Lavoro richiesto:
Trascrivi senza modifiche le righe dell'elenco qui sotto, dall'inizio fino alla riga che contiene "data-point <box>777 295 789 307</box>", inclusa.

··· Materiale dell'esercizio

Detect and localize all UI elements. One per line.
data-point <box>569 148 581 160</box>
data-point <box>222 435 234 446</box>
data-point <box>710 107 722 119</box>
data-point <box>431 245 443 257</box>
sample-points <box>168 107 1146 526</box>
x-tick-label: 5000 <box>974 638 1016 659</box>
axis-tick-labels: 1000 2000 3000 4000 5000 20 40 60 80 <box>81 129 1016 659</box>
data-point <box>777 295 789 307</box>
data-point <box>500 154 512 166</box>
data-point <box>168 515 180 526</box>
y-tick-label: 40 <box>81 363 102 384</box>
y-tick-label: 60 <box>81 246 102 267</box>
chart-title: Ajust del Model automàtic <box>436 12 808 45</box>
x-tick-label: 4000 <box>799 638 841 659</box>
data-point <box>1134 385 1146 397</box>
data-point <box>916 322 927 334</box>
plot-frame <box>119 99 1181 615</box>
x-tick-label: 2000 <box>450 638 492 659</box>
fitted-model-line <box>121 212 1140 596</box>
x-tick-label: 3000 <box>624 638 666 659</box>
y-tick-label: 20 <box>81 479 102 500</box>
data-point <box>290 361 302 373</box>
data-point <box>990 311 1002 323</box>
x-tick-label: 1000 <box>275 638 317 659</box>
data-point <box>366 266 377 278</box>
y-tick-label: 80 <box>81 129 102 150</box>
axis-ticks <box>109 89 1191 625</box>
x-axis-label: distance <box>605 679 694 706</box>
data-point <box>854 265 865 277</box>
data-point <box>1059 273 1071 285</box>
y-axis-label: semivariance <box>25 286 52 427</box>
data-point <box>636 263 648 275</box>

······

Risultato del compito:
Detect and localize all UI elements. One per line.
data-point <box>569 148 581 160</box>
data-point <box>222 435 234 446</box>
data-point <box>710 107 722 119</box>
data-point <box>431 245 443 257</box>
sample-points <box>168 107 1146 526</box>
x-tick-label: 5000 <box>974 638 1016 659</box>
axis-tick-labels: 1000 2000 3000 4000 5000 20 40 60 80 <box>81 129 1016 659</box>
data-point <box>777 295 789 307</box>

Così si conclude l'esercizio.